To do
Please reproduce the travel passage between "This trip last" and "in this heat!", inclusive, swapping "woodburner" for "stove".

This trip last year I was baking in 30+ degree heat, to be prepared I bought a new sunhat and safety sunglasses. Perhaps I should have checked the forecast as a big low pressure system is centred over France and the UK making it feel more like a wet March than flaming June! I am writing this sitting in front of the woodburner in the kitchen, last year I was barbequing and wondering how I was going to sleep in this heat!


The laser level with its tin foil hat against the rain

One thing I did check before leaving was the industrial action in France. French workers are not happy at having their retirement age changed amongst other things and are striking and blockading fuel terminals, leading to a shortage at the pumps. Not wanting to get stranded I filled several jerry cans with diesel just in case. On my journey I had no problems with diesel but did encounter French industrial action in its bluntest form.

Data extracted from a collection

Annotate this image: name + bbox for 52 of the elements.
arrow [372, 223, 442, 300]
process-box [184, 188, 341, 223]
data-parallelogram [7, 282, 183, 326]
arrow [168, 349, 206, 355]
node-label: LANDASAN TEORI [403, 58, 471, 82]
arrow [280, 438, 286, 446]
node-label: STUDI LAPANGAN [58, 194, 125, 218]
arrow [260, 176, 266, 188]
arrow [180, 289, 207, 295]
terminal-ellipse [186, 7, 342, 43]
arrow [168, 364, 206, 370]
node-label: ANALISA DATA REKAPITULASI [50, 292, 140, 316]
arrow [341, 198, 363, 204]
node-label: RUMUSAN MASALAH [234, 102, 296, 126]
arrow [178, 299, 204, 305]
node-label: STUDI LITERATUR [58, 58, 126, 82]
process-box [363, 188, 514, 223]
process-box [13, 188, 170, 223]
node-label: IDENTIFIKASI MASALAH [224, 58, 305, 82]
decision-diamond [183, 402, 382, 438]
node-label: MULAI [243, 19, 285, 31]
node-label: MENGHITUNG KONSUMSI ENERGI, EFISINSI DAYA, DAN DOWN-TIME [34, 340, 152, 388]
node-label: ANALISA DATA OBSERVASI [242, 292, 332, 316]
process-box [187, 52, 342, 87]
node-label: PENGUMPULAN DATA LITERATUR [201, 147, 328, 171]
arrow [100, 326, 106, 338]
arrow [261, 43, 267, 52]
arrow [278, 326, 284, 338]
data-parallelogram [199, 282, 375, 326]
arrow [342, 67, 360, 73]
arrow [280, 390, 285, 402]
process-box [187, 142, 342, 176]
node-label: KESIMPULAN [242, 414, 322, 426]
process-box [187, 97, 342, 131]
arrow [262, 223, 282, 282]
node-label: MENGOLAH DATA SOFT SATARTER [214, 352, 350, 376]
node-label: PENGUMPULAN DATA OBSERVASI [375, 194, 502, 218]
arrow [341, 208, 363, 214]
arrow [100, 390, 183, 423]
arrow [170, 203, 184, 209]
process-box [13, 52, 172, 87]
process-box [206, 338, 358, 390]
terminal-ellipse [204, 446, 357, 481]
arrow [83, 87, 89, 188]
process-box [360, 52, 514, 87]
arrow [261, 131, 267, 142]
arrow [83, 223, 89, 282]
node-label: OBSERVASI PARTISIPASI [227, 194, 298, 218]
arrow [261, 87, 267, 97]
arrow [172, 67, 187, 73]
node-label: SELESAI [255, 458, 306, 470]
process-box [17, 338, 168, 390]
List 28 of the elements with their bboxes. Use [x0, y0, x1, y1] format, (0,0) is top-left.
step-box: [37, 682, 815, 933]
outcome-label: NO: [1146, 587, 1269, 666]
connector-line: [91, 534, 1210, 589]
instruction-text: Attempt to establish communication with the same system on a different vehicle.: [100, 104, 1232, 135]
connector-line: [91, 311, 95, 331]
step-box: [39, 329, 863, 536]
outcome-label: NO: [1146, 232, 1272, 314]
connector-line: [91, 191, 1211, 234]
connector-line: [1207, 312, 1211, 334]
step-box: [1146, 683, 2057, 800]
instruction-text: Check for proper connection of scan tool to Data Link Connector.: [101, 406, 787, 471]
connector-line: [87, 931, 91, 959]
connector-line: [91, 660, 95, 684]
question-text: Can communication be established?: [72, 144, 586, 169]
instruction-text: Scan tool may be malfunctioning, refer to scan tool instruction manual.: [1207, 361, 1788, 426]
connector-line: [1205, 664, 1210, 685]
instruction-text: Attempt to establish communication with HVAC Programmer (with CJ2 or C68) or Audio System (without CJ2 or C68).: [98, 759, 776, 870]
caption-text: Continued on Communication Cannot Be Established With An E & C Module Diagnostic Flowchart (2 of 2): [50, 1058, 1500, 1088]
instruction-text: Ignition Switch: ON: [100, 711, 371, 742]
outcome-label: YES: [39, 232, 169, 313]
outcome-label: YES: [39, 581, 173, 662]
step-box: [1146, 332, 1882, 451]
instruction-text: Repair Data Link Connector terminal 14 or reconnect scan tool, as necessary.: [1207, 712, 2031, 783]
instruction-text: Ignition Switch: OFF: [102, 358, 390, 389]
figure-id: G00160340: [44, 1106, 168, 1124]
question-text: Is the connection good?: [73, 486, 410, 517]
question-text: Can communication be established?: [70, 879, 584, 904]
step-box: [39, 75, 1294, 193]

Task solution
This trip last year I was baking in 30+ degree heat, to be prepared I bought a new sunhat and safety sunglasses. Perhaps I should have checked the forecast as a big low pressure system is centred over France and the UK making it feel more like a wet March than flaming June! I am writing this sitting in front of the stove in the kitchen, last year I was barbequing and wondering how I was going to sleep in this heat!